WRITTEN PROBLEM: Select, from the data, each line where "Erosion" occurs.

--- STORED ROWS ---

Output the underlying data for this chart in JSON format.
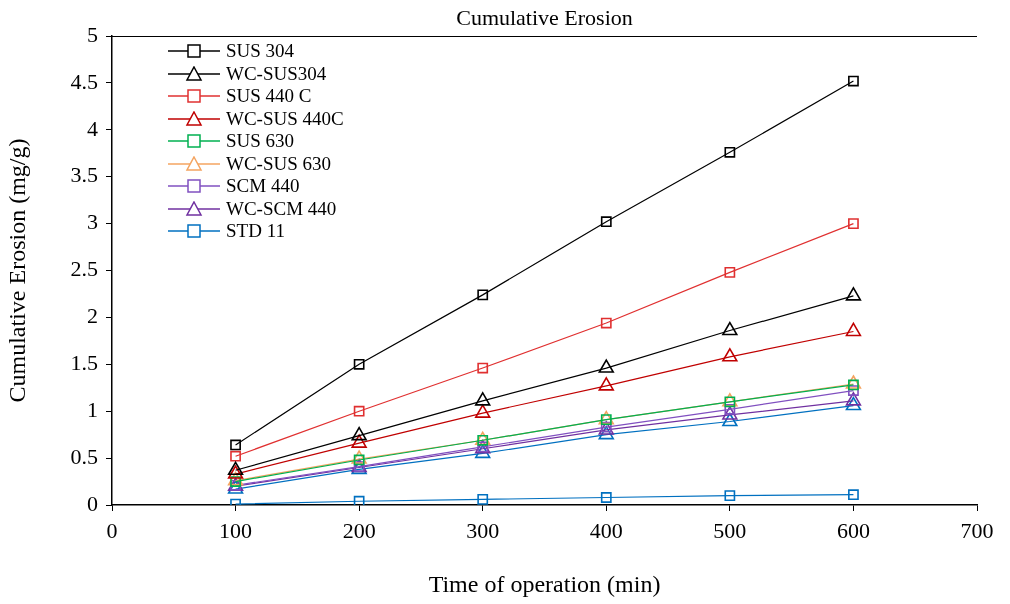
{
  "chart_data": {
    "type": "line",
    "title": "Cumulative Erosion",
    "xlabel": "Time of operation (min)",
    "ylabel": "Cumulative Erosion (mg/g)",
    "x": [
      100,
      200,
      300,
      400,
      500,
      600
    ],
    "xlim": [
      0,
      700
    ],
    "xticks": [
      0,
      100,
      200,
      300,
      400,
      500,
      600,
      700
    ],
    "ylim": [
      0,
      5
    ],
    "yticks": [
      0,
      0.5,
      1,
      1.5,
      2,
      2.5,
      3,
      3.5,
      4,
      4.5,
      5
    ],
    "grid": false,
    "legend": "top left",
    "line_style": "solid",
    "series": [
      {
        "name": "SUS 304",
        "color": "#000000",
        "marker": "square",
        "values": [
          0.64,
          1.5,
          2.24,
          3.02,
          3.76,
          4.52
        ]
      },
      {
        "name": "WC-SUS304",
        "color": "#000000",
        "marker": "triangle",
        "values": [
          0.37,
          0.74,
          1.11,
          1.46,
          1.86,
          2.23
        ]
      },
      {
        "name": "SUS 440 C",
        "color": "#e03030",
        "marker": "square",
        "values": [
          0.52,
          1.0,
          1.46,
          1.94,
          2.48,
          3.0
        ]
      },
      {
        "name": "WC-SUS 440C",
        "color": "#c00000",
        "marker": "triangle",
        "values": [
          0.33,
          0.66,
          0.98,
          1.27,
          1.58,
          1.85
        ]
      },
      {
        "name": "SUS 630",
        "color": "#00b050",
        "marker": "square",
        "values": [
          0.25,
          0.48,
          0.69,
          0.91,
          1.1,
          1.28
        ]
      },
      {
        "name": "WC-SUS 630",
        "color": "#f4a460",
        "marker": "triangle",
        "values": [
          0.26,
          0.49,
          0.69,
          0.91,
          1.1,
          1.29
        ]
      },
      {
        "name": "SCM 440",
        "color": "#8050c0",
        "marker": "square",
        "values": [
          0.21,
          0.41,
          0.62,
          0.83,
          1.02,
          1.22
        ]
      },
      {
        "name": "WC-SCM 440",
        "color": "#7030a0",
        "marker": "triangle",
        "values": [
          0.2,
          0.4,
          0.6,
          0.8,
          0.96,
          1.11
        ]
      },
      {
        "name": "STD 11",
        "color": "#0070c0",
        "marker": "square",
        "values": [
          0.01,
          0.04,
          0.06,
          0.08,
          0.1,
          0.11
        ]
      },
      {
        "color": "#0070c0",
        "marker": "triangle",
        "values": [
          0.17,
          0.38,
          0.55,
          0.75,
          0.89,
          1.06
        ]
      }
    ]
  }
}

---
--- STORED ROWS ---

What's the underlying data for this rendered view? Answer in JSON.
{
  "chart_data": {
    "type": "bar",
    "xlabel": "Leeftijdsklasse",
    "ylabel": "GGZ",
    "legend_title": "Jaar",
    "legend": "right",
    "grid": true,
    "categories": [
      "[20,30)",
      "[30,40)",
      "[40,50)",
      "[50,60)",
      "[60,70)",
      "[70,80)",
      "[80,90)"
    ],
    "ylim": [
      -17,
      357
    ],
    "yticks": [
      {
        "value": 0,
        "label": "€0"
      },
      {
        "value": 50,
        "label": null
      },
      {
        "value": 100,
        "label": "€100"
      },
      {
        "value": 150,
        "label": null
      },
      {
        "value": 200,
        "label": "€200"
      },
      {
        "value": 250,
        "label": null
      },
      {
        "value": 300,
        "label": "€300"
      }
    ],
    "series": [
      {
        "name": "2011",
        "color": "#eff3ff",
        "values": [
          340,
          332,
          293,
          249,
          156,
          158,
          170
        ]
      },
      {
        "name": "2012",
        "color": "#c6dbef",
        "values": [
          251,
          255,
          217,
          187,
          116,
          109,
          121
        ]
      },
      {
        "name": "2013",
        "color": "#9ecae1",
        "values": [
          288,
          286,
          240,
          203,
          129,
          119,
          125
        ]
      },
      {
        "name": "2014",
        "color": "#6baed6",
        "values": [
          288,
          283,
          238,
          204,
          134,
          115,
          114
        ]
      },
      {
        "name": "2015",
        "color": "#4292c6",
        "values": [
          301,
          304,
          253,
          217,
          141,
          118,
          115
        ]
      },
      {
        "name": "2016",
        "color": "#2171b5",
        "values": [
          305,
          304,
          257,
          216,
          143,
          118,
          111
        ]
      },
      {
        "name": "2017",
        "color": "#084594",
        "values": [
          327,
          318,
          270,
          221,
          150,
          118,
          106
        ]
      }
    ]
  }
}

---

ANSWER TO THIS PROBLEM:
    "title": "Cumulative Erosion",
    "ylabel": "Cumulative Erosion (mg/g)",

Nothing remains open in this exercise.